__Directions__:
Print the records below exactly as they appear.
— START Supplied material —
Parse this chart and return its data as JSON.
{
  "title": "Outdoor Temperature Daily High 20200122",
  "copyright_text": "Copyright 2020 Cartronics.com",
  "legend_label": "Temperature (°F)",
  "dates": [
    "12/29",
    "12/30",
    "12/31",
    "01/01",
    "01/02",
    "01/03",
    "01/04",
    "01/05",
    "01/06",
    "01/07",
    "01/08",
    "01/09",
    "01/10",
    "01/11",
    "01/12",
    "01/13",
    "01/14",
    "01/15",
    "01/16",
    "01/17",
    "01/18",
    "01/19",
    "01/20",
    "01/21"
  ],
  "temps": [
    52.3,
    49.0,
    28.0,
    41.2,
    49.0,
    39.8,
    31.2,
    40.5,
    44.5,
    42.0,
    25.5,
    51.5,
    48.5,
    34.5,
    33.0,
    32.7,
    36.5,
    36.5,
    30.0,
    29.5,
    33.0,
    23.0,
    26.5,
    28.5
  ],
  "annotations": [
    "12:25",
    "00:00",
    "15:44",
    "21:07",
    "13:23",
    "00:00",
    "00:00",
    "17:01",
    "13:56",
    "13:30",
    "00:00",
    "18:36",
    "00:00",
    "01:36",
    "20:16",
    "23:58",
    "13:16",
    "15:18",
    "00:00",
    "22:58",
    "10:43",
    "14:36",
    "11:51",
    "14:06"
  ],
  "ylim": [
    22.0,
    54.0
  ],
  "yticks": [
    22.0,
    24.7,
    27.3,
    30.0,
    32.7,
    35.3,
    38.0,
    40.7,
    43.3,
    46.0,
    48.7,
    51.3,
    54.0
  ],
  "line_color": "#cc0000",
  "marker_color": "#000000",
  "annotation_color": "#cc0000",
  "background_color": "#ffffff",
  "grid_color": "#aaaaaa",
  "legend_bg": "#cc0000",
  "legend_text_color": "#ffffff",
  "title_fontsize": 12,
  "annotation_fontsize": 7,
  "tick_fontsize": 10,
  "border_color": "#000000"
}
— END Supplied material —
__Finished exercise__:
Parse this chart and return its data as JSON.
{
  "title": "Outdoor Temperature Daily High 20200122",
  "copyright_text": "Copyright 2020 Cartronics.com",
  "legend_label": "Temperature (°F)",
  "dates": [
    "12/29",
    "12/30",
    "12/31",
    "01/01",
    "01/02",
    "01/03",
    "01/04",
    "01/05",
    "01/06",
    "01/07",
    "01/08",
    "01/09",
    "01/10",
    "01/11",
    "01/12",
    "01/13",
    "01/14",
    "01/15",
    "01/16",
    "01/17",
    "01/18",
    "01/19",
    "01/20",
    "01/21"
  ],
  "temps": [
    52.3,
    49.0,
    28.0,
    41.2,
    49.0,
    39.8,
    31.2,
    40.5,
    44.5,
    42.0,
    25.5,
    51.5,
    48.5,
    34.5,
    33.0,
    32.7,
    36.5,
    36.5,
    30.0,
    29.5,
    33.0,
    23.0,
    26.5,
    28.5
  ],
  "annotations": [
    "12:25",
    "00:00",
    "15:44",
    "21:07",
    "13:23",
    "00:00",
    "00:00",
    "17:01",
    "13:56",
    "13:30",
    "00:00",
    "18:36",
    "00:00",
    "01:36",
    "20:16",
    "23:58",
    "13:16",
    "15:18",
    "00:00",
    "22:58",
    "10:43",
    "14:36",
    "11:51",
    "14:06"
  ],
  "ylim": [
    22.0,
    54.0
  ],
  "yticks": [
    22.0,
    24.7,
    27.3,
    30.0,
    32.7,
    35.3,
    38.0,
    40.7,
    43.3,
    46.0,
    48.7,
    51.3,
    54.0
  ],
  "line_color": "#cc0000",
  "marker_color": "#000000",
  "annotation_color": "#cc0000",
  "background_color": "#ffffff",
  "grid_color": "#aaaaaa",
  "legend_bg": "#cc0000",
  "legend_text_color": "#ffffff",
  "title_fontsize": 12,
  "annotation_fontsize": 7,
  "tick_fontsize": 10,
  "border_color": "#000000"
}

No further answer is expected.